■ **MATERIALS PROVIDED**
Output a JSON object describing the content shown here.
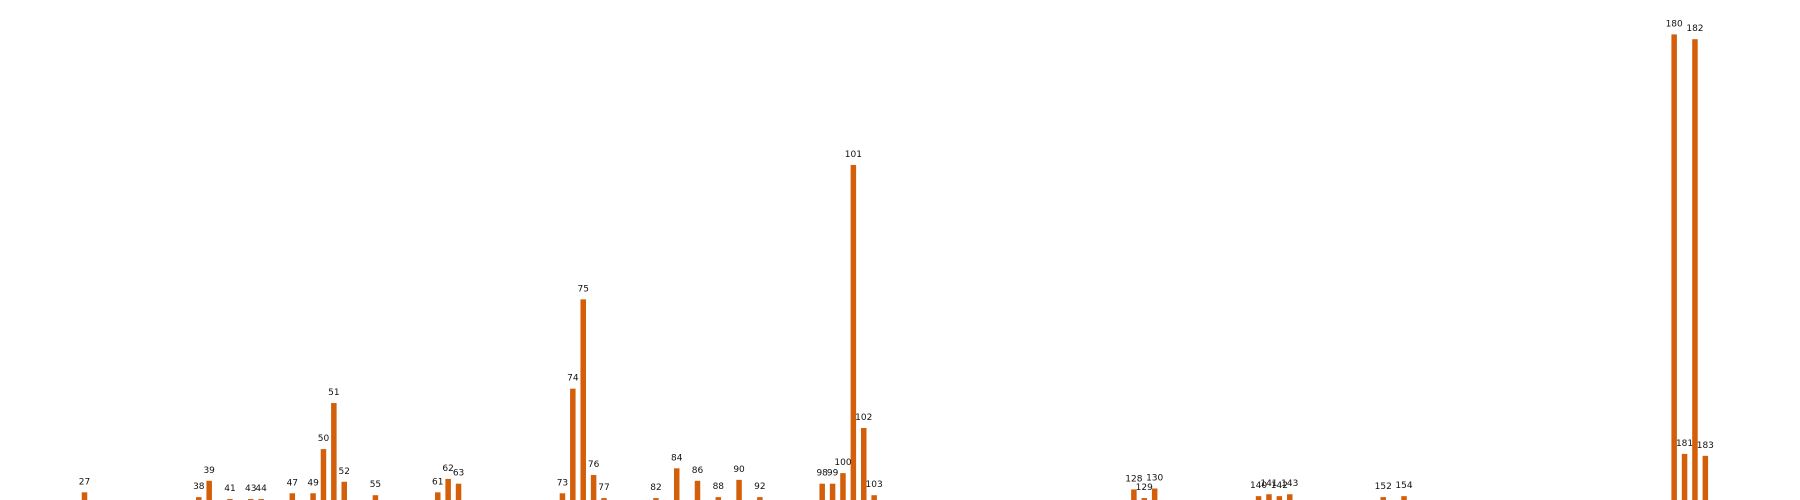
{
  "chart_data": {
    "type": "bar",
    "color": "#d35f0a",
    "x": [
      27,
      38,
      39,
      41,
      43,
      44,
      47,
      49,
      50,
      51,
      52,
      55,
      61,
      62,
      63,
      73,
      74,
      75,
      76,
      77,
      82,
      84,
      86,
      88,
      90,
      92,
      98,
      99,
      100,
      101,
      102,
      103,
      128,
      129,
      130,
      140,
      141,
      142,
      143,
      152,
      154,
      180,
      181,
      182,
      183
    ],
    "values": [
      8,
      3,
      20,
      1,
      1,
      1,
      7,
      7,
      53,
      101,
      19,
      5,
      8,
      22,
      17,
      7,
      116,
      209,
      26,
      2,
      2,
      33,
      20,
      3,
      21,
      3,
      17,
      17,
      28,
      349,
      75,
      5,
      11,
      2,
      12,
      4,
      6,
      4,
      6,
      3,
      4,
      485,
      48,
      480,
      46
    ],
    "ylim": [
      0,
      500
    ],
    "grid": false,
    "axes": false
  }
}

■ **REQUIREMENT**
Without including any picture, repeat the data exactly.

■ **SOLUTION TO THE PROBLEM**
Output a JSON object describing the content shown here.
{
  "chart_data": {
    "type": "bar",
    "color": "#d35f0a",
    "x": [
      27,
      38,
      39,
      41,
      43,
      44,
      47,
      49,
      50,
      51,
      52,
      55,
      61,
      62,
      63,
      73,
      74,
      75,
      76,
      77,
      82,
      84,
      86,
      88,
      90,
      92,
      98,
      99,
      100,
      101,
      102,
      103,
      128,
      129,
      130,
      140,
      141,
      142,
      143,
      152,
      154,
      180,
      181,
      182,
      183
    ],
    "values": [
      8,
      3,
      20,
      1,
      1,
      1,
      7,
      7,
      53,
      101,
      19,
      5,
      8,
      22,
      17,
      7,
      116,
      209,
      26,
      2,
      2,
      33,
      20,
      3,
      21,
      3,
      17,
      17,
      28,
      349,
      75,
      5,
      11,
      2,
      12,
      4,
      6,
      4,
      6,
      3,
      4,
      485,
      48,
      480,
      46
    ],
    "ylim": [
      0,
      500
    ],
    "grid": false,
    "axes": false
  }
}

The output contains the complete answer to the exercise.